INSTRUCTIONS TO FOLLOW –
Every entry needs to be printed exactly, please.

>>

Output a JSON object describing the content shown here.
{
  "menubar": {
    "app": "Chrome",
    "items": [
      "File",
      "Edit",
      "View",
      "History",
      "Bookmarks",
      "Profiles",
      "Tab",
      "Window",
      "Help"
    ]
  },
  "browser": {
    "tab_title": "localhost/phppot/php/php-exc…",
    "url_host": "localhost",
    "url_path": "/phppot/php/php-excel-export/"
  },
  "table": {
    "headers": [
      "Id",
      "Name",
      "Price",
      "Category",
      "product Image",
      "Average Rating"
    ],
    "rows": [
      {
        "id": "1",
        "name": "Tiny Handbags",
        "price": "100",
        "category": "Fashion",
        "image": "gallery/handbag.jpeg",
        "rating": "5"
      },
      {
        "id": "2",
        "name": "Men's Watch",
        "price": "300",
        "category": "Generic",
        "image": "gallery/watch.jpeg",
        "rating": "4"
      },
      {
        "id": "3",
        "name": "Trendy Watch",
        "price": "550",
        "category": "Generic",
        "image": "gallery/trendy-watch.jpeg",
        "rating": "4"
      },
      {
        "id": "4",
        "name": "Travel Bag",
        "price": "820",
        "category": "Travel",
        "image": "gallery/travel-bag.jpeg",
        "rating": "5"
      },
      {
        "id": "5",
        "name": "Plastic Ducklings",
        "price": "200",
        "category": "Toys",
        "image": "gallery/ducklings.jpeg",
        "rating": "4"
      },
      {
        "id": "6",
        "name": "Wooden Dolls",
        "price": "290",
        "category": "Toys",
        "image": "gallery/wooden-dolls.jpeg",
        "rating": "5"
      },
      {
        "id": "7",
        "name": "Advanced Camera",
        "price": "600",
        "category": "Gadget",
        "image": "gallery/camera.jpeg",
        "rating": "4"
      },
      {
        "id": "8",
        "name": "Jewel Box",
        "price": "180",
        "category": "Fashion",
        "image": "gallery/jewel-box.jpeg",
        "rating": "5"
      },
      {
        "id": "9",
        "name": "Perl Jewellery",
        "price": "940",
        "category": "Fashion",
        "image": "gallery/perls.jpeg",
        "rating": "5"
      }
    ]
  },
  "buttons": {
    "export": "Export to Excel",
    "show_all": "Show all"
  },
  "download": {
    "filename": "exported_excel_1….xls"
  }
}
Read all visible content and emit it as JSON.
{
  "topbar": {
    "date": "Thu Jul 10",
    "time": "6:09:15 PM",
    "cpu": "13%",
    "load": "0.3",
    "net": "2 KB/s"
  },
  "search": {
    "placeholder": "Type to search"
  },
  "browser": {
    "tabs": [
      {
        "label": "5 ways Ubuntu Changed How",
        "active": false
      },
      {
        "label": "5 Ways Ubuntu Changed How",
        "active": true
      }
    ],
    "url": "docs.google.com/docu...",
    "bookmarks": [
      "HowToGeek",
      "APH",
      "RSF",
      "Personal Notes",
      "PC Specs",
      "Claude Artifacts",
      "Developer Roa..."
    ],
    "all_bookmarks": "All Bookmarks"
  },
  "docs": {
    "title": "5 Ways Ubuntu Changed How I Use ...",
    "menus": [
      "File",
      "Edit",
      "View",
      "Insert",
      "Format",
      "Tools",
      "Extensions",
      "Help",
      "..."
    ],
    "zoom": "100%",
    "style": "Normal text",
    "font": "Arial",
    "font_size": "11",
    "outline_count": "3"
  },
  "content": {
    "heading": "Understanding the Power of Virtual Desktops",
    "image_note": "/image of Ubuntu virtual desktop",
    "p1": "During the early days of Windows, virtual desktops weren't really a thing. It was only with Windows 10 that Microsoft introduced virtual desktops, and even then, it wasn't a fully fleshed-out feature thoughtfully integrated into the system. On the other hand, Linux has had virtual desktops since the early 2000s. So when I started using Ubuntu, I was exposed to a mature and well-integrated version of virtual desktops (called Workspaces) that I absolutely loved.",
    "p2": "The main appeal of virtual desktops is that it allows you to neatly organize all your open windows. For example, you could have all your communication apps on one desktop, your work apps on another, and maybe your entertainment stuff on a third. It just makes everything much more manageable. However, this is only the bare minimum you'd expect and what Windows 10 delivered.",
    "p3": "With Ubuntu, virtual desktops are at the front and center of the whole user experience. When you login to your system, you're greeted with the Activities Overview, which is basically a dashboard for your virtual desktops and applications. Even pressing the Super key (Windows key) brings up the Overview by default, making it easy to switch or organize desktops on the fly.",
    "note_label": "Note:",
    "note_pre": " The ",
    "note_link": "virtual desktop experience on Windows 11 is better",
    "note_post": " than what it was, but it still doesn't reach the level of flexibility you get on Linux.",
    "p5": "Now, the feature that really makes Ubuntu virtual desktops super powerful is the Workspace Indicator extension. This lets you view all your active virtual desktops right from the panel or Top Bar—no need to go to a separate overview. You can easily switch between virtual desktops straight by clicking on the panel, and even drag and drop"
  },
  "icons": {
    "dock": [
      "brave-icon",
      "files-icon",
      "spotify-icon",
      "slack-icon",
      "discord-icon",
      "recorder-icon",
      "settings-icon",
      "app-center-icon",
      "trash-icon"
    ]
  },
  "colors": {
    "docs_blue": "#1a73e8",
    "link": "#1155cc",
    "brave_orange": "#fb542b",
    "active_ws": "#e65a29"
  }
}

<<

FINISHED TASK –
Output a JSON object describing the content shown here.
{
  "menubar": {
    "app": "Chrome",
    "items": [
      "File",
      "Edit",
      "View",
      "History",
      "Bookmarks",
      "Profiles",
      "Tab",
      "Window",
      "Help"
    ]
  },
  "browser": {
    "tab_title": "localhost/phppot/php/php-exc…",
    "url_host": "localhost",
    "url_path": "/phppot/php/php-excel-export/"
  },
  "table": {
    "headers": [
      "Id",
      "Name",
      "Price",
      "Category",
      "product Image",
      "Average Rating"
    ],
    "rows": [
      {
        "id": "1",
        "name": "Tiny Handbags",
        "price": "100",
        "category": "Fashion",
        "image": "gallery/handbag.jpeg",
        "rating": "5"
      },
      {
        "id": "2",
        "name": "Men's Watch",
        "price": "300",
        "category": "Generic",
        "image": "gallery/watch.jpeg",
        "rating": "4"
      },
      {
        "id": "3",
        "name": "Trendy Watch",
        "price": "550",
        "category": "Generic",
        "image": "gallery/trendy-watch.jpeg",
        "rating": "4"
      },
      {
        "id": "4",
        "name": "Travel Bag",
        "price": "820",
        "category": "Travel",
        "image": "gallery/travel-bag.jpeg",
        "rating": "5"
      },
      {
        "id": "5",
        "name": "Plastic Ducklings",
        "price": "200",
        "category": "Toys",
        "image": "gallery/ducklings.jpeg",
        "rating": "4"
      },
      {
        "id": "6",
        "name": "Wooden Dolls",
        "price": "290",
        "category": "Toys",
        "image": "gallery/wooden-dolls.jpeg",
        "rating": "5"
      },
      {
        "id": "7",
        "name": "Advanced Camera",
        "price": "600",
        "category": "Gadget",
        "image": "gallery/camera.jpeg",
        "rating": "4"
      },
      {
        "id": "8",
        "name": "Jewel Box",
        "price": "180",
        "category": "Fashion",
        "image": "gallery/jewel-box.jpeg",
        "rating": "5"
      },
      {
        "id": "9",
        "name": "Perl Jewellery",
        "price": "940",
        "category": "Fashion",
        "image": "gallery/perls.jpeg",
        "rating": "5"
      }
    ]
  },
  "buttons": {
    "export": "Export to Excel",
    "show_all": "Show all"
  },
  "download": {
    "filename": "exported_excel_1….xls"
  }
}
Read all visible content and emit it as JSON.
{
  "topbar": {
    "date": "Thu Jul 10",
    "time": "6:09:15 PM",
    "cpu": "13%",
    "load": "0.3",
    "net": "2 KB/s"
  },
  "search": {
    "placeholder": "Type to search"
  },
  "browser": {
    "tabs": [
      {
        "label": "5 ways Ubuntu Changed How",
        "active": false
      },
      {
        "label": "5 Ways Ubuntu Changed How",
        "active": true
      }
    ],
    "url": "docs.google.com/docu...",
    "bookmarks": [
      "HowToGeek",
      "APH",
      "RSF",
      "Personal Notes",
      "PC Specs",
      "Claude Artifacts",
      "Developer Roa..."
    ],
    "all_bookmarks": "All Bookmarks"
  },
  "docs": {
    "title": "5 Ways Ubuntu Changed How I Use ...",
    "menus": [
      "File",
      "Edit",
      "View",
      "Insert",
      "Format",
      "Tools",
      "Extensions",
      "Help",
      "..."
    ],
    "zoom": "100%",
    "style": "Normal text",
    "font": "Arial",
    "font_size": "11",
    "outline_count": "3"
  },
  "content": {
    "heading": "Understanding the Power of Virtual Desktops",
    "image_note": "/image of Ubuntu virtual desktop",
    "p1": "During the early days of Windows, virtual desktops weren't really a thing. It was only with Windows 10 that Microsoft introduced virtual desktops, and even then, it wasn't a fully fleshed-out feature thoughtfully integrated into the system. On the other hand, Linux has had virtual desktops since the early 2000s. So when I started using Ubuntu, I was exposed to a mature and well-integrated version of virtual desktops (called Workspaces) that I absolutely loved.",
    "p2": "The main appeal of virtual desktops is that it allows you to neatly organize all your open windows. For example, you could have all your communication apps on one desktop, your work apps on another, and maybe your entertainment stuff on a third. It just makes everything much more manageable. However, this is only the bare minimum you'd expect and what Windows 10 delivered.",
    "p3": "With Ubuntu, virtual desktops are at the front and center of the whole user experience. When you login to your system, you're greeted with the Activities Overview, which is basically a dashboard for your virtual desktops and applications. Even pressing the Super key (Windows key) brings up the Overview by default, making it easy to switch or organize desktops on the fly.",
    "note_label": "Note:",
    "note_pre": " The ",
    "note_link": "virtual desktop experience on Windows 11 is better",
    "note_post": " than what it was, but it still doesn't reach the level of flexibility you get on Linux.",
    "p5": "Now, the feature that really makes Ubuntu virtual desktops super powerful is the Workspace Indicator extension. This lets you view all your active virtual desktops right from the panel or Top Bar—no need to go to a separate overview. You can easily switch between virtual desktops straight by clicking on the panel, and even drag and drop"
  },
  "icons": {
    "dock": [
      "brave-icon",
      "files-icon",
      "spotify-icon",
      "slack-icon",
      "discord-icon",
      "recorder-icon",
      "settings-icon",
      "app-center-icon",
      "trash-icon"
    ]
  },
  "colors": {
    "docs_blue": "#1a73e8",
    "link": "#1155cc",
    "brave_orange": "#fb542b",
    "active_ws": "#e65a29"
  }
}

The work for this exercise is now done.